# START OF Data

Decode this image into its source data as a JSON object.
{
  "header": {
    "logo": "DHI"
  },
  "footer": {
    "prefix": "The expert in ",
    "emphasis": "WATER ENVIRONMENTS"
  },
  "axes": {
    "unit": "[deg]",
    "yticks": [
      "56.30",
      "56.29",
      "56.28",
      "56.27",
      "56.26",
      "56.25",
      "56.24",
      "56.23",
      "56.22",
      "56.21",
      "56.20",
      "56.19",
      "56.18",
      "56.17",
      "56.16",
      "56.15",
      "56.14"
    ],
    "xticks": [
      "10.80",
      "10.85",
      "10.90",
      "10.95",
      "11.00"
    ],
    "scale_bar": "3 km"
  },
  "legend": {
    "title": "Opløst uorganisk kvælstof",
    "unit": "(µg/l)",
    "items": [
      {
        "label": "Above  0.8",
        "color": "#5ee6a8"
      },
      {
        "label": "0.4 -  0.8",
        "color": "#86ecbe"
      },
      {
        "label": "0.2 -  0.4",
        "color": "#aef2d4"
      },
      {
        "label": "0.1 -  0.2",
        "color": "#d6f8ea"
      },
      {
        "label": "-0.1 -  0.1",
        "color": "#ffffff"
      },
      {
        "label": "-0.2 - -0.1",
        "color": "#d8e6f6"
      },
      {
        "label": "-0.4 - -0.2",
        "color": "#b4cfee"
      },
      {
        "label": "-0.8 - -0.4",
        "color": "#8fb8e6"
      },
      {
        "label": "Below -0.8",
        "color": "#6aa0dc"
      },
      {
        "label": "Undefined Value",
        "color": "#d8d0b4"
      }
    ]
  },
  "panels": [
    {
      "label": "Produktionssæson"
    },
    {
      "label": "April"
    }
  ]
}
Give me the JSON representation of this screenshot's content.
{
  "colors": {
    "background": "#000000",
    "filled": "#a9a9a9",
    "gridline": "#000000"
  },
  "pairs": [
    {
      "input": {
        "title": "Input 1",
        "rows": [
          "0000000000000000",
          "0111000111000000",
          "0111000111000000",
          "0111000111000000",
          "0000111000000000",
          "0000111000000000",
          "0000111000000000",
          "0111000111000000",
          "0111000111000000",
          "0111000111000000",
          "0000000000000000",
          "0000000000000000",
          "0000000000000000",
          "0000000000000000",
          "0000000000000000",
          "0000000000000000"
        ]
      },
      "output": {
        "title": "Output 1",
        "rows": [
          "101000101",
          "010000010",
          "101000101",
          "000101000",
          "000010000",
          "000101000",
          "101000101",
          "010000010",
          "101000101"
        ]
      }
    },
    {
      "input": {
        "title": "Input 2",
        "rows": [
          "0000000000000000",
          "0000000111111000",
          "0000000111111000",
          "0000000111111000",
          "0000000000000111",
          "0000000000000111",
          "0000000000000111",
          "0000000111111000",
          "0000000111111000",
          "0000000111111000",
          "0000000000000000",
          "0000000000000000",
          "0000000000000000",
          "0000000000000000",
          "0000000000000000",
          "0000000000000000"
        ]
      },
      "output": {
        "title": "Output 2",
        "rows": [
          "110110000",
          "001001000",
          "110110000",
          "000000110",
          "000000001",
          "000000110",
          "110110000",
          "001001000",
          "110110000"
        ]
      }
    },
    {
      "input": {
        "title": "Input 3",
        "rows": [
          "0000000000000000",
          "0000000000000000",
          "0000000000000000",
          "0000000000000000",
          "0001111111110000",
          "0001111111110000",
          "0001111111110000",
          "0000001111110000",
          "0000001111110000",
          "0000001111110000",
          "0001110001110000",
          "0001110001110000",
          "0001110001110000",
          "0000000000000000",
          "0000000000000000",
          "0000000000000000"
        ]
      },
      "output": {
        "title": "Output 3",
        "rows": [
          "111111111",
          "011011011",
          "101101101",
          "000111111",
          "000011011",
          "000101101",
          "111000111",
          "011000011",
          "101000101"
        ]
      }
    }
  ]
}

# END OF Data

**Work to complete**: Report all lines of the material that contain the word "this".

**Answer to the task**:
Decode this image into its source data as a JSON object.
Give me the JSON representation of this screenshot's content.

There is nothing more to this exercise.